[Annotated region listings]

--- START ---

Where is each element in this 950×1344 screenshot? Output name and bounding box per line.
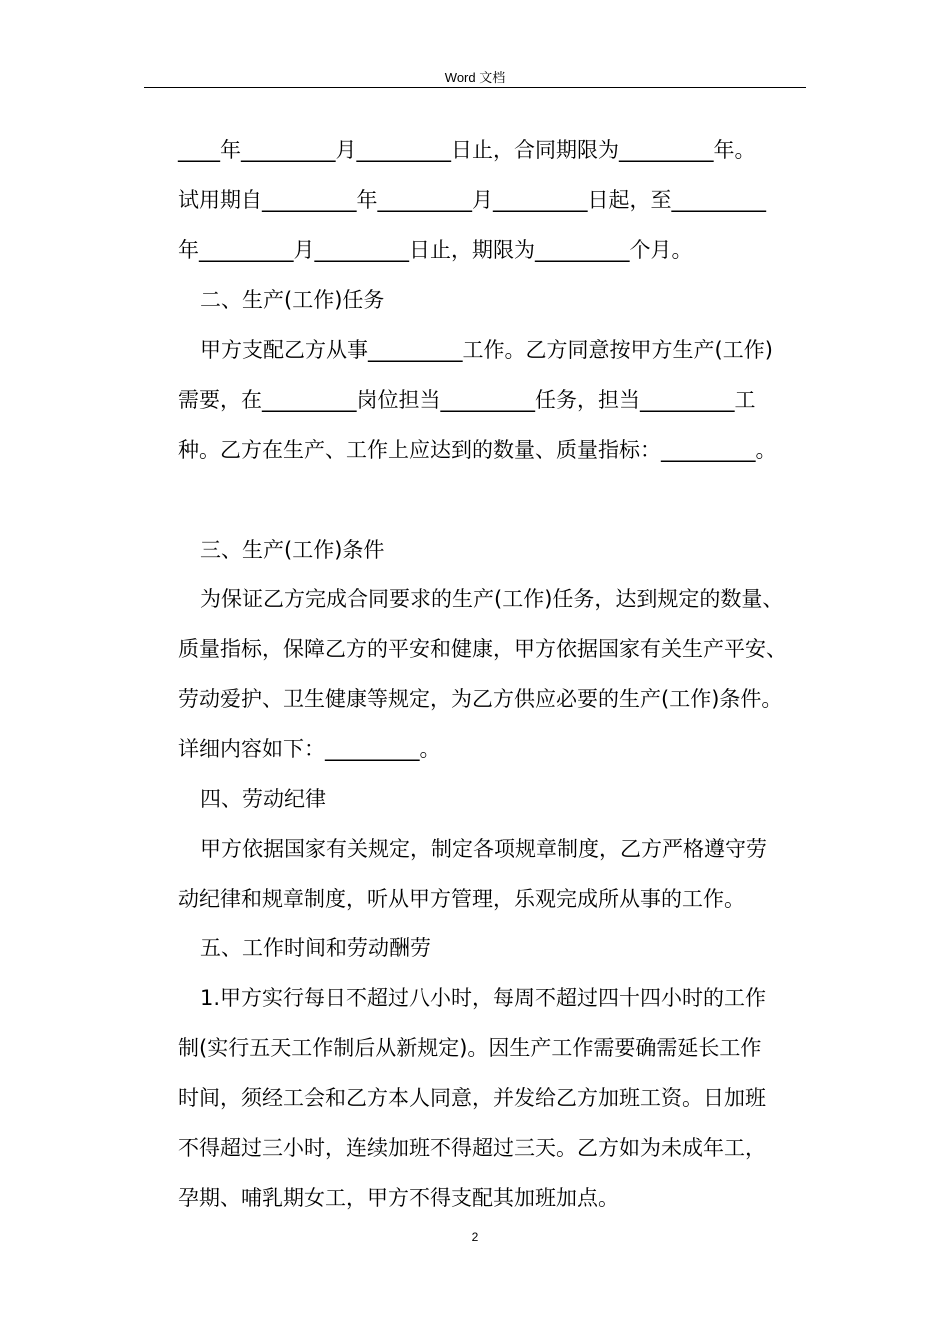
body-line: 制(实行五天工作制后从新规定)。因生产工作需要确需延长工作	[178, 1036, 762, 1060]
body-line: 劳动爱护、卫生健康等规定，为乙方供应必要的生产(工作)条件。	[178, 687, 783, 711]
body-line: 甲方支配乙方从事_________工作。乙方同意按甲方生产(工作)	[200, 338, 773, 362]
body-line: 时间，须经工会和乙方本人同意，并发给乙方加班工资。日加班	[178, 1086, 766, 1110]
header-divider	[144, 87, 806, 88]
body-line: 种。乙方在生产、工作上应达到的数量、质量指标：_________。	[178, 438, 777, 462]
body-line: 1.甲方实行每日不超过八小时，每周不超过四十四小时的工作	[200, 986, 767, 1010]
body-line: 需要，在_________岗位担当_________任务，担当_________工	[178, 388, 756, 412]
section-heading: 四、劳动纪律	[200, 787, 326, 811]
section-heading: 三、生产(工作)条件	[200, 538, 385, 562]
body-line: 甲方依据国家有关规定，制定各项规章制度，乙方严格遵守劳	[200, 837, 767, 861]
body-line: 试用期自_________年_________月_________日起，至_________	[178, 188, 766, 212]
page-number: 2	[471, 1230, 479, 1244]
body-line: 为保证乙方完成合同要求的生产(工作)任务，达到规定的数量、	[200, 587, 784, 611]
page-header-title: Word 文档	[444, 70, 506, 85]
section-heading: 二、生产(工作)任务	[200, 288, 385, 312]
body-line: 年_________月_________日止，期限为_________个月。	[178, 238, 693, 262]
body-line: 质量指标，保障乙方的平安和健康，甲方依据国家有关生产平安、	[178, 637, 787, 661]
body-line: 孕期、哺乳期女工，甲方不得支配其加班加点。	[178, 1186, 619, 1210]
section-heading: 五、工作时间和劳动酬劳	[200, 936, 431, 960]
body-line: 详细内容如下：_________。	[178, 737, 441, 761]
body-line: 动纪律和规章制度，听从甲方管理，乐观完成所从事的工作。	[178, 887, 745, 911]
body-line: 不得超过三小时，连续加班不得超过三天。乙方如为未成年工，	[178, 1136, 766, 1160]
body-line: ____年_________月_________日止，合同期限为_________年。	[178, 138, 756, 162]
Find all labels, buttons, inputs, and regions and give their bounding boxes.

--- END ---

▸ **WHAT IS NEEDED**
Render every line of the data above as a JSON list of strings, one string per line, skipping blank lines. Leave the pictures out.

▸ **FINISHED EXERCISE**
[
  "Where is each element in this 950×1344 screenshot? Output name and bounding box per line.",
  "body-line: 制(实行五天工作制后从新规定)。因生产工作需要确需延长工作\t[178, 1036, 762, 1060]",
  "body-line: 劳动爱护、卫生健康等规定，为乙方供应必要的生产(工作)条件。\t[178, 687, 783, 711]",
  "body-line: 甲方支配乙方从事_________工作。乙方同意按甲方生产(工作)\t[200, 338, 773, 362]",
  "body-line: 时间，须经工会和乙方本人同意，并发给乙方加班工资。日加班\t[178, 1086, 766, 1110]",
  "header-divider\t[144, 87, 806, 88]",
  "body-line: 种。乙方在生产、工作上应达到的数量、质量指标：_________。\t[178, 438, 777, 462]",
  "body-line: 1.甲方实行每日不超过八小时，每周不超过四十四小时的工作\t[200, 986, 767, 1010]",
  "body-line: 需要，在_________岗位担当_________任务，担当_________工\t[178, 388, 756, 412]",
  "section-heading: 四、劳动纪律\t[200, 787, 326, 811]",
  "section-heading: 三、生产(工作)条件\t[200, 538, 385, 562]",
  "body-line: 甲方依据国家有关规定，制定各项规章制度，乙方严格遵守劳\t[200, 837, 767, 861]",
  "body-line: 试用期自_________年_________月_________日起，至_________\t[178, 188, 766, 212]",
  "page-number: 2\t[471, 1230, 479, 1244]",
  "body-line: 为保证乙方完成合同要求的生产(工作)任务，达到规定的数量、\t[200, 587, 784, 611]",
  "page-header-title: Word 文档\t[444, 70, 506, 85]",
  "section-heading: 二、生产(工作)任务\t[200, 288, 385, 312]",
  "body-line: 年_________月_________日止，期限为_________个月。\t[178, 238, 693, 262]",
  "body-line: 质量指标，保障乙方的平安和健康，甲方依据国家有关生产平安、\t[178, 637, 787, 661]",
  "body-line: 孕期、哺乳期女工，甲方不得支配其加班加点。\t[178, 1186, 619, 1210]",
  "section-heading: 五、工作时间和劳动酬劳\t[200, 936, 431, 960]",
  "body-line: 详细内容如下：_________。\t[178, 737, 441, 761]",
  "body-line: 动纪律和规章制度，听从甲方管理，乐观完成所从事的工作。\t[178, 887, 745, 911]",
  "body-line: 不得超过三小时，连续加班不得超过三天。乙方如为未成年工，\t[178, 1136, 766, 1160]",
  "body-line: ____年_________月_________日止，合同期限为_________年。\t[178, 138, 756, 162]",
  "Find all labels, buttons, inputs, and regions and give their bounding boxes."
]